**Task description**
Can you write out all of the material below, word for word?

**Records provided**
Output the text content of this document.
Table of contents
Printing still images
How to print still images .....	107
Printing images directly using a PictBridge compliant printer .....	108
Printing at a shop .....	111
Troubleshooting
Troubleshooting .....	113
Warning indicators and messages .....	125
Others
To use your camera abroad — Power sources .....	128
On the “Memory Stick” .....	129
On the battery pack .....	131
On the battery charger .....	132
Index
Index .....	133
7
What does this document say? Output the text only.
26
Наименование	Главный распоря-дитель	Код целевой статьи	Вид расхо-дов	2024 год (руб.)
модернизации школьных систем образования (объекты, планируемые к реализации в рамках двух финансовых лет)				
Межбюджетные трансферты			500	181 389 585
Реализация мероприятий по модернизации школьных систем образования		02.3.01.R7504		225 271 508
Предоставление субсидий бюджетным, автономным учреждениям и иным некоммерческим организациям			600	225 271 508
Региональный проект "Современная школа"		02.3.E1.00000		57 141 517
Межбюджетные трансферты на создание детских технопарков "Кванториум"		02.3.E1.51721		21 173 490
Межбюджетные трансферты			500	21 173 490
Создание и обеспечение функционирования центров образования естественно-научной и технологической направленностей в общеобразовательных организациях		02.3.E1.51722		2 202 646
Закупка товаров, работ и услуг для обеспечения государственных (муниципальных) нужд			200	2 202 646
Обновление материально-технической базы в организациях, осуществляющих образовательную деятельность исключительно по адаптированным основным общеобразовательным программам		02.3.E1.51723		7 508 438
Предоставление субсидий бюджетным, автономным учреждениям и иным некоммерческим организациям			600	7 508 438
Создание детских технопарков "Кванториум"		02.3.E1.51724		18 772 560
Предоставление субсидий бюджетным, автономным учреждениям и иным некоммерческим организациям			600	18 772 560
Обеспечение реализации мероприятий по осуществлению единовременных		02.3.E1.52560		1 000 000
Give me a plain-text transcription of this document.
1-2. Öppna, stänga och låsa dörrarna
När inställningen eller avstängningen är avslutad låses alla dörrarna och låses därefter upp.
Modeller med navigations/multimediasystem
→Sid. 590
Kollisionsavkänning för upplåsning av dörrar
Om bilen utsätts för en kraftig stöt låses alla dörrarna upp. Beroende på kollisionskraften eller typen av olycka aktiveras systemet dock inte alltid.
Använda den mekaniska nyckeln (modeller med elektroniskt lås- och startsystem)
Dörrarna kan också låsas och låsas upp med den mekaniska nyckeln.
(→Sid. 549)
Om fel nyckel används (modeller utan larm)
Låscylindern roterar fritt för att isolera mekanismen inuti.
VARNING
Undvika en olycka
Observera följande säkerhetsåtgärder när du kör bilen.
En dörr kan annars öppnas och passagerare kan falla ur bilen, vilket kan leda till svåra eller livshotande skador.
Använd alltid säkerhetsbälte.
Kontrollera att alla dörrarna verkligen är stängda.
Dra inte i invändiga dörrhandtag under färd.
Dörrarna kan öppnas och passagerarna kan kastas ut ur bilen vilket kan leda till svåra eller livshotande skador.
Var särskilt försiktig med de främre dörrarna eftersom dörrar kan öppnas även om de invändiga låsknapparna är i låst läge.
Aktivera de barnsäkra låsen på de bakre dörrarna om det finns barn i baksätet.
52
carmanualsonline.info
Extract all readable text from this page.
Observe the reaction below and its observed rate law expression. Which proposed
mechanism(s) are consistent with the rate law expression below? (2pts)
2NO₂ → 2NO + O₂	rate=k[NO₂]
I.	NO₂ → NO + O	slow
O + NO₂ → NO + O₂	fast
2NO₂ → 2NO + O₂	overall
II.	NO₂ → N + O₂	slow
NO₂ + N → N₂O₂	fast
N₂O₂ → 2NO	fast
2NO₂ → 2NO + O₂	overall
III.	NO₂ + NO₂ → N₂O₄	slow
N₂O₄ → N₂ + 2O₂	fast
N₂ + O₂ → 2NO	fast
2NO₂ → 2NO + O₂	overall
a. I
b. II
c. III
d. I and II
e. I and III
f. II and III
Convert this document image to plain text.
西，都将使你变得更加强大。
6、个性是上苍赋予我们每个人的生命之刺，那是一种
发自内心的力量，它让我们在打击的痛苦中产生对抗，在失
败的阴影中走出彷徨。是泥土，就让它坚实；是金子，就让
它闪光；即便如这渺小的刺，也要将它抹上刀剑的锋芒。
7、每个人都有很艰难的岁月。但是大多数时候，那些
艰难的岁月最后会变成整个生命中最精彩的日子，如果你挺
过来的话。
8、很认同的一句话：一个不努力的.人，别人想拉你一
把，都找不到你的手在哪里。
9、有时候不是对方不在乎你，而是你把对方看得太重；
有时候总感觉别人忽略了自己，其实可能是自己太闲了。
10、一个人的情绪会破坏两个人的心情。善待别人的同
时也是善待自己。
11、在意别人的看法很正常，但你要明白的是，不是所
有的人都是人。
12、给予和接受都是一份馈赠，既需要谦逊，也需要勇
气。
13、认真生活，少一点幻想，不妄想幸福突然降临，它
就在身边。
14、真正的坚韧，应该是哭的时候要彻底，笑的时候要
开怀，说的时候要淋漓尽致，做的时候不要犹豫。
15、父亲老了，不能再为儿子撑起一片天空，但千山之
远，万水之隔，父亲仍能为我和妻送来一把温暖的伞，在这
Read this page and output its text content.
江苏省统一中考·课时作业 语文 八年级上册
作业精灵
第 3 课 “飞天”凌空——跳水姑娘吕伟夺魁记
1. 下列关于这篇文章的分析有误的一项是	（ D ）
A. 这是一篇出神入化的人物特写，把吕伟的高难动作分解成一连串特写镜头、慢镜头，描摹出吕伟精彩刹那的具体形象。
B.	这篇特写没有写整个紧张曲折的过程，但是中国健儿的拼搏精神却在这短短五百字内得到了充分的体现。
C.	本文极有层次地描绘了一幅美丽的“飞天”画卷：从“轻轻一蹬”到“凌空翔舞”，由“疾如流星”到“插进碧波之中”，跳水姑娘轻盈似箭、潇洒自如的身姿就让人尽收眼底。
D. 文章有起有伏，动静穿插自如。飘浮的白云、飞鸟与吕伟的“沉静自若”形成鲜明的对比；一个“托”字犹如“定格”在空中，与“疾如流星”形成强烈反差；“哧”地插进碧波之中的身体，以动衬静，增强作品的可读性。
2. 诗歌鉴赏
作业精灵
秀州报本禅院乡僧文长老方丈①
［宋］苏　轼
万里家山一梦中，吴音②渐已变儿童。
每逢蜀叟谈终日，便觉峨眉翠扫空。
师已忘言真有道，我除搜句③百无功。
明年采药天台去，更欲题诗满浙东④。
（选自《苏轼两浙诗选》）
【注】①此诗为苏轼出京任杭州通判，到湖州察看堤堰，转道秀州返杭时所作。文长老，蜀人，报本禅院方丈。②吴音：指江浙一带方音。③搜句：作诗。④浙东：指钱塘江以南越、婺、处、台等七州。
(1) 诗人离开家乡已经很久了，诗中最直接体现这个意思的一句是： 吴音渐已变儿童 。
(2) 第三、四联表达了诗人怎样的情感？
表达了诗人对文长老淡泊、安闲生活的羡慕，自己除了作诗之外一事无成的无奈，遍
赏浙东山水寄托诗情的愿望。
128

**Solution for this exercise**
Output the text content of this document.
Table of contents
Printing still images
How to print still images .....	107
Printing images directly using a PictBridge compliant printer .....	108
Printing at a shop .....	111
Troubleshooting
Troubleshooting .....	113
Warning indicators and messages .....	125
Others
To use your camera abroad — Power sources .....	128
On the “Memory Stick” .....	129
On the battery pack .....	131
On the battery charger .....	132
Index
Index .....	133
7
What does this document say? Output the text only.
26
Наименование	Главный распоря-дитель	Код целевой статьи	Вид расхо-дов	2024 год (руб.)
модернизации школьных систем образования (объекты, планируемые к реализации в рамках двух финансовых лет)				
Межбюджетные трансферты			500	181 389 585
Реализация мероприятий по модернизации школьных систем образования		02.3.01.R7504		225 271 508
Предоставление субсидий бюджетным, автономным учреждениям и иным некоммерческим организациям			600	225 271 508
Региональный проект "Современная школа"		02.3.E1.00000		57 141 517
Межбюджетные трансферты на создание детских технопарков "Кванториум"		02.3.E1.51721		21 173 490
Межбюджетные трансферты			500	21 173 490
Создание и обеспечение функционирования центров образования естественно-научной и технологической направленностей в общеобразовательных организациях		02.3.E1.51722		2 202 646
Закупка товаров, работ и услуг для обеспечения государственных (муниципальных) нужд			200	2 202 646
Обновление материально-технической базы в организациях, осуществляющих образовательную деятельность исключительно по адаптированным основным общеобразовательным программам		02.3.E1.51723		7 508 438
Предоставление субсидий бюджетным, автономным учреждениям и иным некоммерческим организациям			600	7 508 438
Создание детских технопарков "Кванториум"		02.3.E1.51724		18 772 560
Предоставление субсидий бюджетным, автономным учреждениям и иным некоммерческим организациям			600	18 772 560
Обеспечение реализации мероприятий по осуществлению единовременных		02.3.E1.52560		1 000 000
Give me a plain-text transcription of this document.
1-2. Öppna, stänga och låsa dörrarna
När inställningen eller avstängningen är avslutad låses alla dörrarna och låses därefter upp.
Modeller med navigations/multimediasystem
→Sid. 590
Kollisionsavkänning för upplåsning av dörrar
Om bilen utsätts för en kraftig stöt låses alla dörrarna upp. Beroende på kollisionskraften eller typen av olycka aktiveras systemet dock inte alltid.
Använda den mekaniska nyckeln (modeller med elektroniskt lås- och startsystem)
Dörrarna kan också låsas och låsas upp med den mekaniska nyckeln.
(→Sid. 549)
Om fel nyckel används (modeller utan larm)
Låscylindern roterar fritt för att isolera mekanismen inuti.
VARNING
Undvika en olycka
Observera följande säkerhetsåtgärder när du kör bilen.
En dörr kan annars öppnas och passagerare kan falla ur bilen, vilket kan leda till svåra eller livshotande skador.
Använd alltid säkerhetsbälte.
Kontrollera att alla dörrarna verkligen är stängda.
Dra inte i invändiga dörrhandtag under färd.
Dörrarna kan öppnas och passagerarna kan kastas ut ur bilen vilket kan leda till svåra eller livshotande skador.
Var särskilt försiktig med de främre dörrarna eftersom dörrar kan öppnas även om de invändiga låsknapparna är i låst läge.
Aktivera de barnsäkra låsen på de bakre dörrarna om det finns barn i baksätet.
52
carmanualsonline.info
Extract all readable text from this page.
Observe the reaction below and its observed rate law expression. Which proposed
mechanism(s) are consistent with the rate law expression below? (2pts)
2NO₂ → 2NO + O₂	rate=k[NO₂]
I.	NO₂ → NO + O	slow
O + NO₂ → NO + O₂	fast
2NO₂ → 2NO + O₂	overall
II.	NO₂ → N + O₂	slow
NO₂ + N → N₂O₂	fast
N₂O₂ → 2NO	fast
2NO₂ → 2NO + O₂	overall
III.	NO₂ + NO₂ → N₂O₄	slow
N₂O₄ → N₂ + 2O₂	fast
N₂ + O₂ → 2NO	fast
2NO₂ → 2NO + O₂	overall
a. I
b. II
c. III
d. I and II
e. I and III
f. II and III
Convert this document image to plain text.
西，都将使你变得更加强大。
6、个性是上苍赋予我们每个人的生命之刺，那是一种
发自内心的力量，它让我们在打击的痛苦中产生对抗，在失
败的阴影中走出彷徨。是泥土，就让它坚实；是金子，就让
它闪光；即便如这渺小的刺，也要将它抹上刀剑的锋芒。
7、每个人都有很艰难的岁月。但是大多数时候，那些
艰难的岁月最后会变成整个生命中最精彩的日子，如果你挺
过来的话。
8、很认同的一句话：一个不努力的.人，别人想拉你一
把，都找不到你的手在哪里。
9、有时候不是对方不在乎你，而是你把对方看得太重；
有时候总感觉别人忽略了自己，其实可能是自己太闲了。
10、一个人的情绪会破坏两个人的心情。善待别人的同
时也是善待自己。
11、在意别人的看法很正常，但你要明白的是，不是所
有的人都是人。
12、给予和接受都是一份馈赠，既需要谦逊，也需要勇
气。
13、认真生活，少一点幻想，不妄想幸福突然降临，它
就在身边。
14、真正的坚韧，应该是哭的时候要彻底，笑的时候要
开怀，说的时候要淋漓尽致，做的时候不要犹豫。
15、父亲老了，不能再为儿子撑起一片天空，但千山之
远，万水之隔，父亲仍能为我和妻送来一把温暖的伞，在这
Read this page and output its text content.
江苏省统一中考·课时作业 语文 八年级上册
作业精灵
第 3 课 “飞天”凌空——跳水姑娘吕伟夺魁记
1. 下列关于这篇文章的分析有误的一项是	（ D ）
A. 这是一篇出神入化的人物特写，把吕伟的高难动作分解成一连串特写镜头、慢镜头，描摹出吕伟精彩刹那的具体形象。
B.	这篇特写没有写整个紧张曲折的过程，但是中国健儿的拼搏精神却在这短短五百字内得到了充分的体现。
C.	本文极有层次地描绘了一幅美丽的“飞天”画卷：从“轻轻一蹬”到“凌空翔舞”，由“疾如流星”到“插进碧波之中”，跳水姑娘轻盈似箭、潇洒自如的身姿就让人尽收眼底。
D. 文章有起有伏，动静穿插自如。飘浮的白云、飞鸟与吕伟的“沉静自若”形成鲜明的对比；一个“托”字犹如“定格”在空中，与“疾如流星”形成强烈反差；“哧”地插进碧波之中的身体，以动衬静，增强作品的可读性。
2. 诗歌鉴赏
作业精灵
秀州报本禅院乡僧文长老方丈①
［宋］苏　轼
万里家山一梦中，吴音②渐已变儿童。
每逢蜀叟谈终日，便觉峨眉翠扫空。
师已忘言真有道，我除搜句③百无功。
明年采药天台去，更欲题诗满浙东④。
（选自《苏轼两浙诗选》）
【注】①此诗为苏轼出京任杭州通判，到湖州察看堤堰，转道秀州返杭时所作。文长老，蜀人，报本禅院方丈。②吴音：指江浙一带方音。③搜句：作诗。④浙东：指钱塘江以南越、婺、处、台等七州。
(1) 诗人离开家乡已经很久了，诗中最直接体现这个意思的一句是： 吴音渐已变儿童 。
(2) 第三、四联表达了诗人怎样的情感？
表达了诗人对文长老淡泊、安闲生活的羡慕，自己除了作诗之外一事无成的无奈，遍
赏浙东山水寄托诗情的愿望。
128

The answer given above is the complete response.